Exercise directions - Using the listing below, extract each line that has the word "AUSBAU" in it.

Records
(begin)
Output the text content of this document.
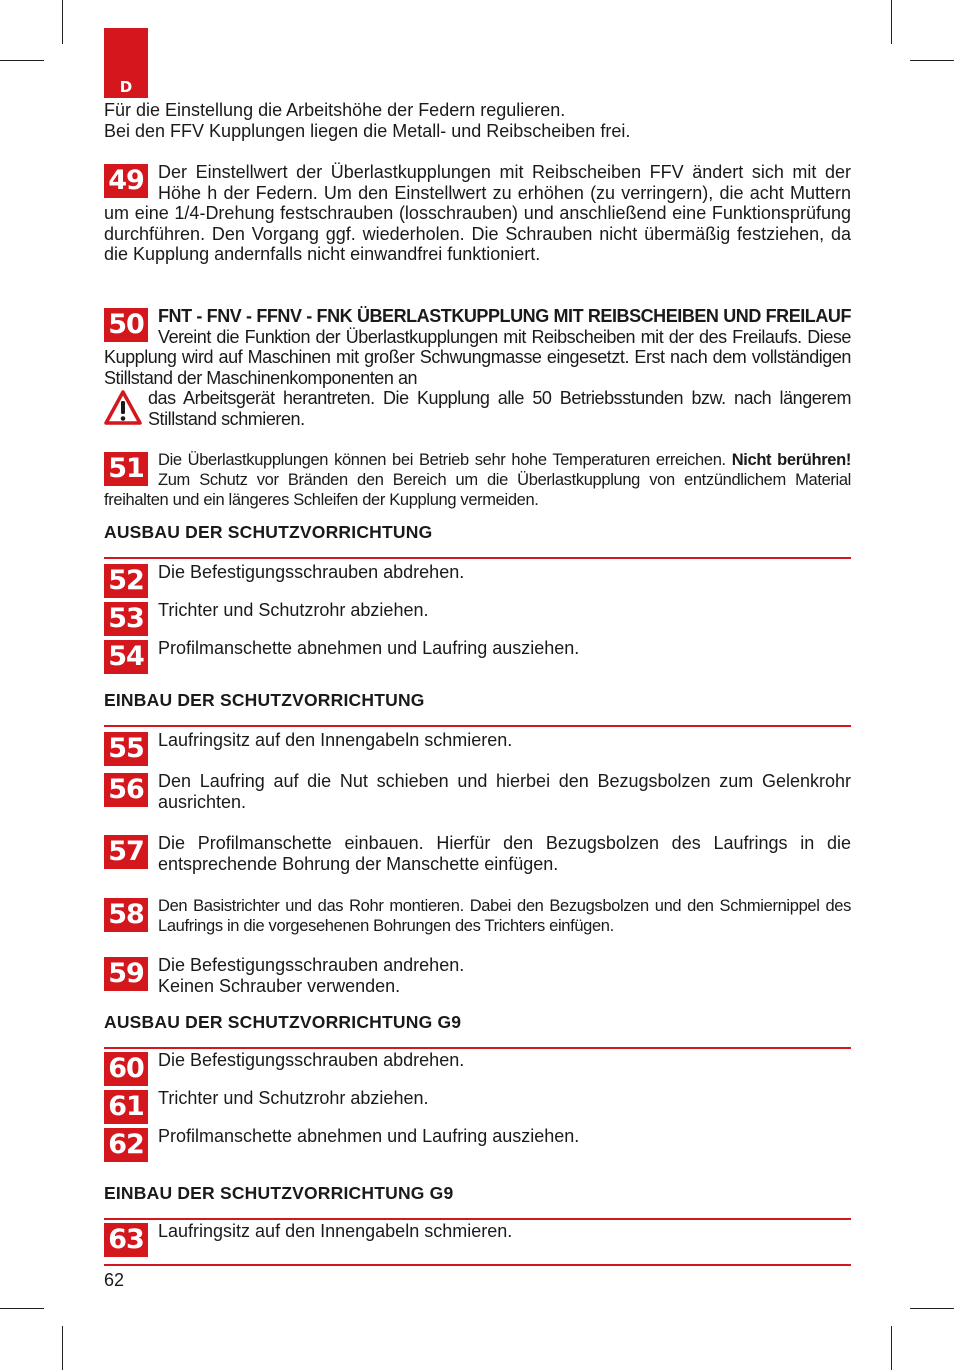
D

Für die Einstellung die Arbeitshöhe der Federn regulieren.

Bei den FFV Kupplungen liegen die Metall- und Reibscheiben frei.

49 Der Einstellwert der Überlastkupplungen mit Reibscheiben FFV ändert sich mit der Höhe h der Federn. Um den Einstellwert zu erhöhen (zu verringern), die acht Muttern um eine 1/4-Drehung festschrauben (losschrauben) und anschließend eine Funktionsprüfung durchführen. Den Vorgang ggf. wiederholen. Die Schrauben nicht übermäßig festziehen, da die Kupplung andernfalls nicht einwandfrei funktioniert.
50 FNT - FNV - FFNV - FNK ÜBERLASTKUPPLUNG MIT REIBSCHEIBEN UND FREILAUF Vereint die Funktion der Überlastkupplungen mit Reibscheiben mit der des Freilaufs. Diese Kupplung wird auf Maschinen mit großer Schwungmasse eingesetzt. Erst nach dem vollständigen Stillstand der Maschinenkomponenten an
das Arbeitsgerät herantreten. Die Kupplung alle 50 Betriebsstunden bzw. nach längerem Stillstand schmieren.
51 Die Überlastkupplungen können bei Betrieb sehr hohe Temperaturen erreichen. Nicht berühren! Zum Schutz vor Bränden den Bereich um die Überlastkupplung von entzündlichem Material freihalten und ein längeres Schleifen der Kupplung vermeiden.
AUSBAU DER SCHUTZVORRICHTUNG
52 Die Befestigungsschrauben abdrehen.
53 Trichter und Schutzrohr abziehen.
54 Profilmanschette abnehmen und Laufring ausziehen.
EINBAU DER SCHUTZVORRICHTUNG
55 Laufringsitz auf den Innengabeln schmieren.
56 Den Laufring auf die Nut schieben und hierbei den Bezugsbolzen zum Gelenkrohr ausrichten.
57 Die Profilmanschette einbauen. Hierfür den Bezugsbolzen des Laufrings in die entsprechende Bohrung der Manschette einfügen.
58 Den Basistrichter und das Rohr montieren. Dabei den Bezugsbolzen und den Schmiernippel des Laufrings in die vorgesehenen Bohrungen des Trichters einfügen.
59 Die Befestigungsschrauben andrehen.
Keinen Schrauber verwenden.
AUSBAU DER SCHUTZVORRICHTUNG G9
60 Die Befestigungsschrauben abdrehen.
61 Trichter und Schutzrohr abziehen.
62 Profilmanschette abnehmen und Laufring ausziehen.
EINBAU DER SCHUTZVORRICHTUNG G9
63 Laufringsitz auf den Innengabeln schmieren.
62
(end)
Reply to the task -
AUSBAU DER SCHUTZVORRICHTUNG
AUSBAU DER SCHUTZVORRICHTUNG G9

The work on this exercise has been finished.